Written request: Please reproduce every record, keeping each one exactly as written.

Begin Given data

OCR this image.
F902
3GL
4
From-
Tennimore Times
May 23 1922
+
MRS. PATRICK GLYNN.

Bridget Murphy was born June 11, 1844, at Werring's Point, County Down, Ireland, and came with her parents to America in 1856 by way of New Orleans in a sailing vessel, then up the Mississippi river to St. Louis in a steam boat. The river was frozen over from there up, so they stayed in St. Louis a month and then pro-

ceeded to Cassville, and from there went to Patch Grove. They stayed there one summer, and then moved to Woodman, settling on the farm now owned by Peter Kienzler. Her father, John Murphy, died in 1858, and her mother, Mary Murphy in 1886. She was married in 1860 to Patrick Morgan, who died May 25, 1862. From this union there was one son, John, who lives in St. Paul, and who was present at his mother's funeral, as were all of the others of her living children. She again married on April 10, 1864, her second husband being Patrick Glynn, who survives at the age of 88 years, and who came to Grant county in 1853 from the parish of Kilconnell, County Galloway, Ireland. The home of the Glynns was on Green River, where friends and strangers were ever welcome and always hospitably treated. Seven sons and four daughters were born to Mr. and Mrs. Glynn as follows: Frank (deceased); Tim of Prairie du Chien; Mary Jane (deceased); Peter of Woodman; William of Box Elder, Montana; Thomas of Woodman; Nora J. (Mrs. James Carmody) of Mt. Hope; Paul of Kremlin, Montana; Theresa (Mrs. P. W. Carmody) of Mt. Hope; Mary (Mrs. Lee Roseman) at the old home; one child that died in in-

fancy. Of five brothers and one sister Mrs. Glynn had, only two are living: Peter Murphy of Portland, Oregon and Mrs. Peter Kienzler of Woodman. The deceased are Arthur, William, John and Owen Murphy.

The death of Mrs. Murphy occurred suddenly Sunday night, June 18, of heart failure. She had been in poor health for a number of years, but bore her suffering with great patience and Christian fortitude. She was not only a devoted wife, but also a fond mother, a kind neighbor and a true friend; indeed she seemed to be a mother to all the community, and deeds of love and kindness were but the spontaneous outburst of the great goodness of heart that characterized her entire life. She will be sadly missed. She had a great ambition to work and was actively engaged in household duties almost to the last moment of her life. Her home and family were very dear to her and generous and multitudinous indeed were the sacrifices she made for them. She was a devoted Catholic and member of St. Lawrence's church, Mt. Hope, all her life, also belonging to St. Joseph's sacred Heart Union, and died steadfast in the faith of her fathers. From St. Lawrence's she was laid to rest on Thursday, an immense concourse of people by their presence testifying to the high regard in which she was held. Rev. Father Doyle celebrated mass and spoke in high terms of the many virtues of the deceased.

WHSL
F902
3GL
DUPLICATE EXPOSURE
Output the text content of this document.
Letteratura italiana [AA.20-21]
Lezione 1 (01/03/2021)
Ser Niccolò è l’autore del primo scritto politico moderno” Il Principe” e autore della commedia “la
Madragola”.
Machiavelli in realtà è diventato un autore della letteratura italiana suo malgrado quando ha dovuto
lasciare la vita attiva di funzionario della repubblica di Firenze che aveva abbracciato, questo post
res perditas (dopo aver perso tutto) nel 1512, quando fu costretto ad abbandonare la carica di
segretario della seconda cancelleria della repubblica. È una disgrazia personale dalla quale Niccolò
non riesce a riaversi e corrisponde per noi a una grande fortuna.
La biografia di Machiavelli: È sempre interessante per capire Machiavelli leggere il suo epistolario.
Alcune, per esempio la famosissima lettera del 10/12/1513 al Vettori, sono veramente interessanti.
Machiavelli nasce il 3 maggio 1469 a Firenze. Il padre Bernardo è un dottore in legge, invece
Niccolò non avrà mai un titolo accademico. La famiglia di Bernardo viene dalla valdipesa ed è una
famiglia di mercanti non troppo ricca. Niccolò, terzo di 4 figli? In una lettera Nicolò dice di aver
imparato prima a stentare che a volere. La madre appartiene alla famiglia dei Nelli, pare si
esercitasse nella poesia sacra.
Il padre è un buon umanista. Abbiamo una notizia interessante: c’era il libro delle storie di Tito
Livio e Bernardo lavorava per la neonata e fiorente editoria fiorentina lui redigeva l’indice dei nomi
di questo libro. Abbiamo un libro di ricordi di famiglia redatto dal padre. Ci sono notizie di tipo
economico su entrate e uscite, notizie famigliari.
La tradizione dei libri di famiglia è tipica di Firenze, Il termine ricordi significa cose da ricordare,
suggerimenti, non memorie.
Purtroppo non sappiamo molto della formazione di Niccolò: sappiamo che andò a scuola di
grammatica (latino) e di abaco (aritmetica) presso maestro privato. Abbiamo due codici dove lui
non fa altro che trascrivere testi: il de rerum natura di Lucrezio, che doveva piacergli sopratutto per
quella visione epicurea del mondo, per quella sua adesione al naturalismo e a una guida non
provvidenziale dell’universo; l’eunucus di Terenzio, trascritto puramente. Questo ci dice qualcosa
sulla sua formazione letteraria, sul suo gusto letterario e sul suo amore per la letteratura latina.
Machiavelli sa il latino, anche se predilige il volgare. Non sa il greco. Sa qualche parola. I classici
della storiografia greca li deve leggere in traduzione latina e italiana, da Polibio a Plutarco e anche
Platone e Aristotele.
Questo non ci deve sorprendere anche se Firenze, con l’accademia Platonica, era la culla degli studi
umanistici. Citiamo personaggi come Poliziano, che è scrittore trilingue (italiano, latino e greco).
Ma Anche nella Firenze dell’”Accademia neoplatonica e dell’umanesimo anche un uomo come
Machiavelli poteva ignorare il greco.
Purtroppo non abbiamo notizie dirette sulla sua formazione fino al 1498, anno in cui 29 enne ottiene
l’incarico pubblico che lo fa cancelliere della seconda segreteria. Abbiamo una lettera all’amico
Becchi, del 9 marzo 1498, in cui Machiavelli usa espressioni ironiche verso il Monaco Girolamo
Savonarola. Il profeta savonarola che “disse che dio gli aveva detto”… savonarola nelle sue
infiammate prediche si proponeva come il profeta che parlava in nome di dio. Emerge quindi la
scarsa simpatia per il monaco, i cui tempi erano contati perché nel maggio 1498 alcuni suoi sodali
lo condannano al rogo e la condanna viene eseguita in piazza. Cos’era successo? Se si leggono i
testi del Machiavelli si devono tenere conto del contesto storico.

End Given data

Completed exercise:
OCR this image.
F902
3GL
4
From-
Tennimore Times
May 23 1922
+
MRS. PATRICK GLYNN.

Bridget Murphy was born June 11, 1844, at Werring's Point, County Down, Ireland, and came with her parents to America in 1856 by way of New Orleans in a sailing vessel, then up the Mississippi river to St. Louis in a steam boat. The river was frozen over from there up, so they stayed in St. Louis a month and then pro-

ceeded to Cassville, and from there went to Patch Grove. They stayed there one summer, and then moved to Woodman, settling on the farm now owned by Peter Kienzler. Her father, John Murphy, died in 1858, and her mother, Mary Murphy in 1886. She was married in 1860 to Patrick Morgan, who died May 25, 1862. From this union there was one son, John, who lives in St. Paul, and who was present at his mother's funeral, as were all of the others of her living children. She again married on April 10, 1864, her second husband being Patrick Glynn, who survives at the age of 88 years, and who came to Grant county in 1853 from the parish of Kilconnell, County Galloway, Ireland. The home of the Glynns was on Green River, where friends and strangers were ever welcome and always hospitably treated. Seven sons and four daughters were born to Mr. and Mrs. Glynn as follows: Frank (deceased); Tim of Prairie du Chien; Mary Jane (deceased); Peter of Woodman; William of Box Elder, Montana; Thomas of Woodman; Nora J. (Mrs. James Carmody) of Mt. Hope; Paul of Kremlin, Montana; Theresa (Mrs. P. W. Carmody) of Mt. Hope; Mary (Mrs. Lee Roseman) at the old home; one child that died in in-

fancy. Of five brothers and one sister Mrs. Glynn had, only two are living: Peter Murphy of Portland, Oregon and Mrs. Peter Kienzler of Woodman. The deceased are Arthur, William, John and Owen Murphy.

The death of Mrs. Murphy occurred suddenly Sunday night, June 18, of heart failure. She had been in poor health for a number of years, but bore her suffering with great patience and Christian fortitude. She was not only a devoted wife, but also a fond mother, a kind neighbor and a true friend; indeed she seemed to be a mother to all the community, and deeds of love and kindness were but the spontaneous outburst of the great goodness of heart that characterized her entire life. She will be sadly missed. She had a great ambition to work and was actively engaged in household duties almost to the last moment of her life. Her home and family were very dear to her and generous and multitudinous indeed were the sacrifices she made for them. She was a devoted Catholic and member of St. Lawrence's church, Mt. Hope, all her life, also belonging to St. Joseph's sacred Heart Union, and died steadfast in the faith of her fathers. From St. Lawrence's she was laid to rest on Thursday, an immense concourse of people by their presence testifying to the high regard in which she was held. Rev. Father Doyle celebrated mass and spoke in high terms of the many virtues of the deceased.

WHSL
F902
3GL
DUPLICATE EXPOSURE
Output the text content of this document.
Letteratura italiana [AA.20-21]
Lezione 1 (01/03/2021)
Ser Niccolò è l’autore del primo scritto politico moderno” Il Principe” e autore della commedia “la
Madragola”.
Machiavelli in realtà è diventato un autore della letteratura italiana suo malgrado quando ha dovuto
lasciare la vita attiva di funzionario della repubblica di Firenze che aveva abbracciato, questo post
res perditas (dopo aver perso tutto) nel 1512, quando fu costretto ad abbandonare la carica di
segretario della seconda cancelleria della repubblica. È una disgrazia personale dalla quale Niccolò
non riesce a riaversi e corrisponde per noi a una grande fortuna.
La biografia di Machiavelli: È sempre interessante per capire Machiavelli leggere il suo epistolario.
Alcune, per esempio la famosissima lettera del 10/12/1513 al Vettori, sono veramente interessanti.
Machiavelli nasce il 3 maggio 1469 a Firenze. Il padre Bernardo è un dottore in legge, invece
Niccolò non avrà mai un titolo accademico. La famiglia di Bernardo viene dalla valdipesa ed è una
famiglia di mercanti non troppo ricca. Niccolò, terzo di 4 figli? In una lettera Nicolò dice di aver
imparato prima a stentare che a volere. La madre appartiene alla famiglia dei Nelli, pare si
esercitasse nella poesia sacra.
Il padre è un buon umanista. Abbiamo una notizia interessante: c’era il libro delle storie di Tito
Livio e Bernardo lavorava per la neonata e fiorente editoria fiorentina lui redigeva l’indice dei nomi
di questo libro. Abbiamo un libro di ricordi di famiglia redatto dal padre. Ci sono notizie di tipo
economico su entrate e uscite, notizie famigliari.
La tradizione dei libri di famiglia è tipica di Firenze, Il termine ricordi significa cose da ricordare,
suggerimenti, non memorie.
Purtroppo non sappiamo molto della formazione di Niccolò: sappiamo che andò a scuola di
grammatica (latino) e di abaco (aritmetica) presso maestro privato. Abbiamo due codici dove lui
non fa altro che trascrivere testi: il de rerum natura di Lucrezio, che doveva piacergli sopratutto per
quella visione epicurea del mondo, per quella sua adesione al naturalismo e a una guida non
provvidenziale dell’universo; l’eunucus di Terenzio, trascritto puramente. Questo ci dice qualcosa
sulla sua formazione letteraria, sul suo gusto letterario e sul suo amore per la letteratura latina.
Machiavelli sa il latino, anche se predilige il volgare. Non sa il greco. Sa qualche parola. I classici
della storiografia greca li deve leggere in traduzione latina e italiana, da Polibio a Plutarco e anche
Platone e Aristotele.
Questo non ci deve sorprendere anche se Firenze, con l’accademia Platonica, era la culla degli studi
umanistici. Citiamo personaggi come Poliziano, che è scrittore trilingue (italiano, latino e greco).
Ma Anche nella Firenze dell’”Accademia neoplatonica e dell’umanesimo anche un uomo come
Machiavelli poteva ignorare il greco.
Purtroppo non abbiamo notizie dirette sulla sua formazione fino al 1498, anno in cui 29 enne ottiene
l’incarico pubblico che lo fa cancelliere della seconda segreteria. Abbiamo una lettera all’amico
Becchi, del 9 marzo 1498, in cui Machiavelli usa espressioni ironiche verso il Monaco Girolamo
Savonarola. Il profeta savonarola che “disse che dio gli aveva detto”… savonarola nelle sue
infiammate prediche si proponeva come il profeta che parlava in nome di dio. Emerge quindi la
scarsa simpatia per il monaco, i cui tempi erano contati perché nel maggio 1498 alcuni suoi sodali
lo condannano al rogo e la condanna viene eseguita in piazza. Cos’era successo? Se si leggono i
testi del Machiavelli si devono tenere conto del contesto storico.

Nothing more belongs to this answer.